Perintah Tugas: Tentukan apakah setiap pernyataan berikut sesuai dengan teks tentang amalan di bulan Sya'ban, lalu jawab "ya" atau "tidak" disertai kutipan persis dari teks yang menjadi dasarnya. 1. Banyak orang meyakini bahwa malam nishfu Sya'ban memiliki fadlilah tersendiri. 2. Menurut teks, amalan yang dilakukan orang di bulan tersebut seluruhnya berbentuk ibadah. 3. Orang melakukan amalan-amalan di bulan tersebut dengan maksud memperoleh pahala.

Kamis, 03 Mei 2012

AMALAN DI BULAN SYA'BAN


AMALAN DI BULAN SYA'BAN

Banyak orang meyakini bahwa bulan Sya’ban, terutama malam nishfu Sya’ban, merupakan saat yang memiliki fadlilah tersendiri. Karena itu, banyak orang melakukan amalan-amalan di bulan tersebut dengan maksud mendapatkan pahala yang lebih bayak. Amalan-amalan yang dilakukan beraneka ragam, mulai dari hal-hal yang bebentuk ibadah seperti puasa, dzikir dan berdoa; sampai hal-hal yang tidak bebentuk ibadah seperti membuat ketupat, membuat serabih; bahkan hingga hal-hal yang berbentuk maksiat.

Isi Data:
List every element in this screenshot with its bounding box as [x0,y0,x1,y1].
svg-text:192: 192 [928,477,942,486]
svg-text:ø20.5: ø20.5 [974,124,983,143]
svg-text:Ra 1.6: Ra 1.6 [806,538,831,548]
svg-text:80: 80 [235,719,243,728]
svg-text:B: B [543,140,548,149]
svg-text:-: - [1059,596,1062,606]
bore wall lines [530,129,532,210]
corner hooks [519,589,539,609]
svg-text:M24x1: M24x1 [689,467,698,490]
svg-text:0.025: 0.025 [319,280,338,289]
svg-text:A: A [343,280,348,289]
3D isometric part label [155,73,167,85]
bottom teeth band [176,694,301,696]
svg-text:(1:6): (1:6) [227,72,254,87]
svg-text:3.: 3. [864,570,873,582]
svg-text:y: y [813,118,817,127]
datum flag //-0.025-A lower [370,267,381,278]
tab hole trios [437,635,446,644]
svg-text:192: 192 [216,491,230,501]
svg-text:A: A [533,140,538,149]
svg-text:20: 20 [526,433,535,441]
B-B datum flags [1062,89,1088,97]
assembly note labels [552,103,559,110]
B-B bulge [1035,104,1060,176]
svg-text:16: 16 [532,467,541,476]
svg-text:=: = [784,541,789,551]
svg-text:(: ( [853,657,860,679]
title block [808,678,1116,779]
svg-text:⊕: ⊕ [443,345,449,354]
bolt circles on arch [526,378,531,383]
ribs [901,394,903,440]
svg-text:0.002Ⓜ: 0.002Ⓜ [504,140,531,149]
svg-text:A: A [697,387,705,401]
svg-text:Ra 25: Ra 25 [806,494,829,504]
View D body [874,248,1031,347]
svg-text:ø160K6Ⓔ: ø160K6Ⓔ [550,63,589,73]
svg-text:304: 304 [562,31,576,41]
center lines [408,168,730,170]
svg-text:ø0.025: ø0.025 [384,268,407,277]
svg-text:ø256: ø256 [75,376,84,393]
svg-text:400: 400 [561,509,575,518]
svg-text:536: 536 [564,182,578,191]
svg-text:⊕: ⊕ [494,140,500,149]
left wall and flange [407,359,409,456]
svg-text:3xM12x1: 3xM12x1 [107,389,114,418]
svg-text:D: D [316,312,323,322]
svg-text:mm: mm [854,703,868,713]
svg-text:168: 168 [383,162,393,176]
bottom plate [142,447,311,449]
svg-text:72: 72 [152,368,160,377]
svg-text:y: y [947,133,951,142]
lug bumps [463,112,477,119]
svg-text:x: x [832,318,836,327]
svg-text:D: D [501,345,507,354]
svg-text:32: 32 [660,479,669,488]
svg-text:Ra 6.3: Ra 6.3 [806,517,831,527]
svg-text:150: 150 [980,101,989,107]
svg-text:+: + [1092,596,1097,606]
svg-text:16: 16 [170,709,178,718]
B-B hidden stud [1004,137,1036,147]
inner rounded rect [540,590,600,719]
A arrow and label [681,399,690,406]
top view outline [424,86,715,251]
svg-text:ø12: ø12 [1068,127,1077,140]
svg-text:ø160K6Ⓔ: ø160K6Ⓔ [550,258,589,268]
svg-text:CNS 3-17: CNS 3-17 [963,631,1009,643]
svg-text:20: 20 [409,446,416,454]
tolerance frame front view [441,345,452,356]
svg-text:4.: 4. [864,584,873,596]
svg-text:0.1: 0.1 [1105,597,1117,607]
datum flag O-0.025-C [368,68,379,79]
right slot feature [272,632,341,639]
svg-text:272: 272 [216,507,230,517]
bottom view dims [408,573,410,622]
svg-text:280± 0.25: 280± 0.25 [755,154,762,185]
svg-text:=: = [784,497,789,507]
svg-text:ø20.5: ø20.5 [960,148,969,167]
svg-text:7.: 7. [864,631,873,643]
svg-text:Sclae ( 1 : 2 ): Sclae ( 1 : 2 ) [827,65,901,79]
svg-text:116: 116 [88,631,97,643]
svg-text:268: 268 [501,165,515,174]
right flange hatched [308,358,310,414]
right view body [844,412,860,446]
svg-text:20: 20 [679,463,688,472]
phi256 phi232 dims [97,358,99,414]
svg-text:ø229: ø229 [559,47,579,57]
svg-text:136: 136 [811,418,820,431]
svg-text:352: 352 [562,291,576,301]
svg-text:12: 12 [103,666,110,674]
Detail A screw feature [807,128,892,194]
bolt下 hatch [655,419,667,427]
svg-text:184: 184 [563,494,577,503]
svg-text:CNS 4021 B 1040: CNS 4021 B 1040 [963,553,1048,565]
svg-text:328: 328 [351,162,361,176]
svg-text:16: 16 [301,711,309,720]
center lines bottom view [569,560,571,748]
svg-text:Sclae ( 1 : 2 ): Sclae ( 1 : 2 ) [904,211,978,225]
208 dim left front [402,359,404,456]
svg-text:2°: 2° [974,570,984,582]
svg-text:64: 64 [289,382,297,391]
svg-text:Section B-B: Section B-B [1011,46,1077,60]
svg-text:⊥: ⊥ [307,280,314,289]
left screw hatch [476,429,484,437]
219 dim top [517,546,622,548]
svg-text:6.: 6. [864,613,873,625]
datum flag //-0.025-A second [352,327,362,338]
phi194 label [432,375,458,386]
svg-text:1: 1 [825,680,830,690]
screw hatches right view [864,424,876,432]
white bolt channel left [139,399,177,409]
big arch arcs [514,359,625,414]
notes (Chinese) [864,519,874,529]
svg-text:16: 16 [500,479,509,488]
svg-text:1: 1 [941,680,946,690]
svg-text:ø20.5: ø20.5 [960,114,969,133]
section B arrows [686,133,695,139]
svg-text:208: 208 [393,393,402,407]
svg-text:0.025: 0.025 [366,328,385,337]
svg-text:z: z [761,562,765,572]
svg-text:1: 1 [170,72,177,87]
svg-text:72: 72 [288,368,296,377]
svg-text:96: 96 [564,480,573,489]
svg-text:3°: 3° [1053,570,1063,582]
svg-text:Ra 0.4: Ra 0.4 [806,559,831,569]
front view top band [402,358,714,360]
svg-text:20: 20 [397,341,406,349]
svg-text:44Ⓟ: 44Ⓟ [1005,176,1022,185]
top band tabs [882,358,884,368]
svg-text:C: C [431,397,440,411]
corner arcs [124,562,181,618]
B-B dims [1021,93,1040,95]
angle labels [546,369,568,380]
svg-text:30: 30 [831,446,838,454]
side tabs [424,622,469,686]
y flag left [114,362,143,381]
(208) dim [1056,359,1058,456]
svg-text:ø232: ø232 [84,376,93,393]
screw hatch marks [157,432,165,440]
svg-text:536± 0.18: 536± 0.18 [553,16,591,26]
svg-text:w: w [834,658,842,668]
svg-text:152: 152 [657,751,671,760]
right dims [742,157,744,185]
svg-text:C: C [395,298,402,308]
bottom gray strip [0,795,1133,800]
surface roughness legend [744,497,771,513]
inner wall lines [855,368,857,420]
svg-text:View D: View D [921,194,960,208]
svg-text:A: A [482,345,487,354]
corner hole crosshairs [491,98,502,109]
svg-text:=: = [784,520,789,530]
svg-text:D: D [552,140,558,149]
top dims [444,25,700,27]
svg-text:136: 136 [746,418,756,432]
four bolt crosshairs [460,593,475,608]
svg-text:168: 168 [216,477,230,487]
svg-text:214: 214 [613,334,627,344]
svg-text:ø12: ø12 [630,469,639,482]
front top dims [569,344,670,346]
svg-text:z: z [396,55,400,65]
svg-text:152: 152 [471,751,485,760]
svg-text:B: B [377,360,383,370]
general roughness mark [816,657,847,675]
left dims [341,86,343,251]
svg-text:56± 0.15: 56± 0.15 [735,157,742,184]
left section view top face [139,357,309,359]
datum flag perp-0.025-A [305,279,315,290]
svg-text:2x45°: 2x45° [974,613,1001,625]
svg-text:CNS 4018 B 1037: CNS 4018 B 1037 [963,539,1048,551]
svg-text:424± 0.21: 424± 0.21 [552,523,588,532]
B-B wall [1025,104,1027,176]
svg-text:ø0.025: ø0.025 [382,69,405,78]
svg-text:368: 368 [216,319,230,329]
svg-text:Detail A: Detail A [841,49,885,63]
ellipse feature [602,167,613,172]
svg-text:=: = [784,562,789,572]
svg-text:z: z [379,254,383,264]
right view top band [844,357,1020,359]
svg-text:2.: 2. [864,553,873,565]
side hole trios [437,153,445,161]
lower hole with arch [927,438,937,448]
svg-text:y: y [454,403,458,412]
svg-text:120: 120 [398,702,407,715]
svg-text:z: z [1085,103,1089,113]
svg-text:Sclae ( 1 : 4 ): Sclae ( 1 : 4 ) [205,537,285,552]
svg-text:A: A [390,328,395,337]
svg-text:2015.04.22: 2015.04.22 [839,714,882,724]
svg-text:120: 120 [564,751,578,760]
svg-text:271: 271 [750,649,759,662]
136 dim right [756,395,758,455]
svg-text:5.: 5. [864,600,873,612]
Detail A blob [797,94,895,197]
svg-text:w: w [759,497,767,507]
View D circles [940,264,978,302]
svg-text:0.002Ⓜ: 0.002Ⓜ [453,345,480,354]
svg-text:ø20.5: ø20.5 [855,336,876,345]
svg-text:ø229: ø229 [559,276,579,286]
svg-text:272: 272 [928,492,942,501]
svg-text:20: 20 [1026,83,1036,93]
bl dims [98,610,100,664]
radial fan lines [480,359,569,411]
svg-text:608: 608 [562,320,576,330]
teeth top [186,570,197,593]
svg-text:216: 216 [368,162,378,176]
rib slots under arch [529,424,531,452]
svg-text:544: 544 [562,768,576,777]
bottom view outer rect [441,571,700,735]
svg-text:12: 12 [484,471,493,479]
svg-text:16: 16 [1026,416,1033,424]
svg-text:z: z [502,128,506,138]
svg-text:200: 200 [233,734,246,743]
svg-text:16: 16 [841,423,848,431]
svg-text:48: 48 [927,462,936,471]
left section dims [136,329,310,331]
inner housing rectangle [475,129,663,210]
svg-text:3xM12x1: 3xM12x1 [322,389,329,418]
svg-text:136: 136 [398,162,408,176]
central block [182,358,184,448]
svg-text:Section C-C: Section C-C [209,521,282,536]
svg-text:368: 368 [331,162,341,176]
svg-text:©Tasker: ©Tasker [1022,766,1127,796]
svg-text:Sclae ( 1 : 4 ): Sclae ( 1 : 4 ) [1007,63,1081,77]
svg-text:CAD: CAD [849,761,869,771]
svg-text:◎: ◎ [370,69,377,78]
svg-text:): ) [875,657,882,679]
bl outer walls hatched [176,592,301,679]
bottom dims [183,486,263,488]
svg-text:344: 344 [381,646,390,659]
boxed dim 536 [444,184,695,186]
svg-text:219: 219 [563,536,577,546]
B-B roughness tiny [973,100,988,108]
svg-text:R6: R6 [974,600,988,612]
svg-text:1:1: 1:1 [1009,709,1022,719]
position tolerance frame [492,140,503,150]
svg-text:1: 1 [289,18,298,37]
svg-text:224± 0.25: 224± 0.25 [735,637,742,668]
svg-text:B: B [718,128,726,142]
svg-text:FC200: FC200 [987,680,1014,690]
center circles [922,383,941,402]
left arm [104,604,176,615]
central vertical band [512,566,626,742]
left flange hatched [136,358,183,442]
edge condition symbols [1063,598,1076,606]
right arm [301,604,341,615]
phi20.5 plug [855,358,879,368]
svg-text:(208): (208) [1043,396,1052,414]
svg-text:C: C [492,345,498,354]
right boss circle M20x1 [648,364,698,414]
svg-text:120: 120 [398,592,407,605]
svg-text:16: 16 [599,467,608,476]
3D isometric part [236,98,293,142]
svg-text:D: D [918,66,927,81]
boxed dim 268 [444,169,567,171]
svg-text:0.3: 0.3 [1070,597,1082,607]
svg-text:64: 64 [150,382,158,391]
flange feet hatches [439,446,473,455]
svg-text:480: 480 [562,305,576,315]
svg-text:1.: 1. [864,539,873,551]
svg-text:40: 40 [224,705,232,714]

Jawaban:
1. Ya: "bulan Sya’ban, terutama malam nishfu Sya’ban, merupakan saat yang memiliki fadlilah tersendiri"
2. Tidak: "bahkan hingga hal-hal yang berbentuk maksiat"
3. Ya: "dengan maksud mendapatkan pahala"